» Exercise brief: Pick out every row below that contains the word "reference", and copy each of those rows in full.

» Records:
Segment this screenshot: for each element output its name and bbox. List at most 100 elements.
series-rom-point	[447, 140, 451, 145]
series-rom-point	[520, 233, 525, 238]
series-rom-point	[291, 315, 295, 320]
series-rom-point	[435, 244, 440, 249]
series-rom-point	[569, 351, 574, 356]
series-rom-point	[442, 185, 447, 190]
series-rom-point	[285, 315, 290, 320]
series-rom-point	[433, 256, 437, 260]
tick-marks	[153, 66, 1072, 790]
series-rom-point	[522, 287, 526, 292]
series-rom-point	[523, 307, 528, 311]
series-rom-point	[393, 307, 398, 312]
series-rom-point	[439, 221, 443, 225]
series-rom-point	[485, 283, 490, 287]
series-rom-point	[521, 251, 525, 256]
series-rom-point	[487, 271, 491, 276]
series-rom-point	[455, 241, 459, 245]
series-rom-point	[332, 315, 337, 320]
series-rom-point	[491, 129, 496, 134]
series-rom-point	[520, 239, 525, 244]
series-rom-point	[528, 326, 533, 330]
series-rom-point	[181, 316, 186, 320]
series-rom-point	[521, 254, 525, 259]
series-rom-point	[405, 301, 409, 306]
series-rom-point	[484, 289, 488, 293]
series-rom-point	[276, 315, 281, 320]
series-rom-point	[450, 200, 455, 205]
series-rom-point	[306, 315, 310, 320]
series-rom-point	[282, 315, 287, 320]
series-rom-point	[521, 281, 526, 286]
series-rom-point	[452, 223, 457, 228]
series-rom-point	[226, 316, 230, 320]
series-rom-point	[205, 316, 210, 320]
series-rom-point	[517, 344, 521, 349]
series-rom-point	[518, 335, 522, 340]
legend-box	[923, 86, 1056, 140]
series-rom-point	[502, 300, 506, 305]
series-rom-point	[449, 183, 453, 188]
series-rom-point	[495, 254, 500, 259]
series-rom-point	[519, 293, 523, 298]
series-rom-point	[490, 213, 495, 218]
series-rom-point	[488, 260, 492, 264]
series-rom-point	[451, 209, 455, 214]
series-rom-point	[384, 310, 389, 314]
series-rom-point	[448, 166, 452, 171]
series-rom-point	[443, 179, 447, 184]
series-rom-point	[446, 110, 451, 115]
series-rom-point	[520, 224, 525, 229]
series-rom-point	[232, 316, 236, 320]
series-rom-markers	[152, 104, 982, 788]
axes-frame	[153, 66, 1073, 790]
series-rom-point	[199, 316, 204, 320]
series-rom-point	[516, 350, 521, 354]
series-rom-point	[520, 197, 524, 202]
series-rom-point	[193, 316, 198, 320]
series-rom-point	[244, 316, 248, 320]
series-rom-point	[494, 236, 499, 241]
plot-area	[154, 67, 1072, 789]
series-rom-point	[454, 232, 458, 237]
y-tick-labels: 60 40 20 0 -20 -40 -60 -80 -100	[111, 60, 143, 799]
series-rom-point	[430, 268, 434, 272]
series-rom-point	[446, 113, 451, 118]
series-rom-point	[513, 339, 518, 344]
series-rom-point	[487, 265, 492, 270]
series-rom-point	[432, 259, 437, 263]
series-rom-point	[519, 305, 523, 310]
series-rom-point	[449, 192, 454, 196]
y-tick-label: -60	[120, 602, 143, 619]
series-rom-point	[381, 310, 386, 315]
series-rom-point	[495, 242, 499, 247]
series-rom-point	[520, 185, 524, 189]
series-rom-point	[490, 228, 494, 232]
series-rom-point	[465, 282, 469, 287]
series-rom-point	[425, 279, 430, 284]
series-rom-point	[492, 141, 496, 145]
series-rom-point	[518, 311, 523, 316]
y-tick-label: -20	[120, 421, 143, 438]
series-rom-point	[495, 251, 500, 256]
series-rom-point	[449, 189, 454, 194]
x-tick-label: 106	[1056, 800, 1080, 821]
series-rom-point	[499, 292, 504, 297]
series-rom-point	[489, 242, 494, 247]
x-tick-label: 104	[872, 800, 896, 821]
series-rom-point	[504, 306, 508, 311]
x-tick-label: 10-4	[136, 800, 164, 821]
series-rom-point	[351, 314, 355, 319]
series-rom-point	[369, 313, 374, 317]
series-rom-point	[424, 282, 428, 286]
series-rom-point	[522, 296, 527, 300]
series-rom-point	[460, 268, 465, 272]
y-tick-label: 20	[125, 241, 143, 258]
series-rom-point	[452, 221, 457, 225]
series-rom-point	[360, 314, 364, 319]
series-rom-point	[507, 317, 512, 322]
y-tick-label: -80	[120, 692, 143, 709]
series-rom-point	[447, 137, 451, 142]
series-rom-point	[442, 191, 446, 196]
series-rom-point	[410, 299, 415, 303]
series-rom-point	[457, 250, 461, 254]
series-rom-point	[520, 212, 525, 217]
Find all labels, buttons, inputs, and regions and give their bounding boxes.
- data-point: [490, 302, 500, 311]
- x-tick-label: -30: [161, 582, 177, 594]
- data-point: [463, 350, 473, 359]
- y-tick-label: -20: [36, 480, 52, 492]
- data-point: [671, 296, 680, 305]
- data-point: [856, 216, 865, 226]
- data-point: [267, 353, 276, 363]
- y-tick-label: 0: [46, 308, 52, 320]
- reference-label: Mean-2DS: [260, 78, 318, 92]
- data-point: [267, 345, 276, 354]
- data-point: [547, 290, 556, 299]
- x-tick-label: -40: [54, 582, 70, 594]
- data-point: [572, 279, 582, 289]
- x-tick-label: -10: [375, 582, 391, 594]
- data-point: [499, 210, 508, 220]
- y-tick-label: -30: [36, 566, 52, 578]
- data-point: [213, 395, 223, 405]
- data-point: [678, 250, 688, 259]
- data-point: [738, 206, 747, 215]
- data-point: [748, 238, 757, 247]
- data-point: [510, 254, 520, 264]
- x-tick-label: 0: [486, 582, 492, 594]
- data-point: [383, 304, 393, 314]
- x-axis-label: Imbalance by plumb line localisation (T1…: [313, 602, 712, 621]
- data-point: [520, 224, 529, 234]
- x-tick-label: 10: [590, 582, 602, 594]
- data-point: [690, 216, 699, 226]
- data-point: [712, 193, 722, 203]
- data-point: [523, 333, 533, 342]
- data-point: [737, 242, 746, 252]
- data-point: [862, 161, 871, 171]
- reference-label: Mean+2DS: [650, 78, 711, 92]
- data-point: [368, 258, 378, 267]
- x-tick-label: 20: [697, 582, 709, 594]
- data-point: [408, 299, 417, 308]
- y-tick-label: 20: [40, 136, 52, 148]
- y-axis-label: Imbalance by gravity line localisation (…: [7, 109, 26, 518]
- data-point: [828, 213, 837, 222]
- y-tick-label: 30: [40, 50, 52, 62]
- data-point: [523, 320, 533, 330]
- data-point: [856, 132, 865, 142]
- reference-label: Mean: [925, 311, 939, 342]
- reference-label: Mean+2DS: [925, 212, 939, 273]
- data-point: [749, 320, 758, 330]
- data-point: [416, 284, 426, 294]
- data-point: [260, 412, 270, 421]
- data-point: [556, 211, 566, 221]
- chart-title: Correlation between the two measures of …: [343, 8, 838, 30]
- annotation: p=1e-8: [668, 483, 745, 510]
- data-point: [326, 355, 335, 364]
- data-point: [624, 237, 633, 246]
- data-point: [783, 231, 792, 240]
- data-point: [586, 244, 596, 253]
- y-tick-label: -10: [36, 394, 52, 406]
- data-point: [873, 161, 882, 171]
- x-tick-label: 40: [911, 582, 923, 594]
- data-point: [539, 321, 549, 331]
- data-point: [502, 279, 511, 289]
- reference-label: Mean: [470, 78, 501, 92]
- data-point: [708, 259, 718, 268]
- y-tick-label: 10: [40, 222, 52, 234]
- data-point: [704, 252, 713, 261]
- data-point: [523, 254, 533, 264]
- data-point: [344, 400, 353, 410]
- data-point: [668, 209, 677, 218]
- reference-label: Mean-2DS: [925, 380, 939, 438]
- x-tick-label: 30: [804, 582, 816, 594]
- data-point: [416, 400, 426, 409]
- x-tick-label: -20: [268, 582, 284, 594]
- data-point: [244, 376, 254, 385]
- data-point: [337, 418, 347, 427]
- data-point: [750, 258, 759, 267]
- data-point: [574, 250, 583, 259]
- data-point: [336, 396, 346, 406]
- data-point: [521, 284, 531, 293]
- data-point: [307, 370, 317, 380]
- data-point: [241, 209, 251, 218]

» Correct response:
- reference-label: Mean-2DS: [260, 78, 318, 92]
- reference-label: Mean+2DS: [650, 78, 711, 92]
- reference-label: Mean: [925, 311, 939, 342]
- reference-label: Mean+2DS: [925, 212, 939, 273]
- reference-label: Mean: [470, 78, 501, 92]
- reference-label: Mean-2DS: [925, 380, 939, 438]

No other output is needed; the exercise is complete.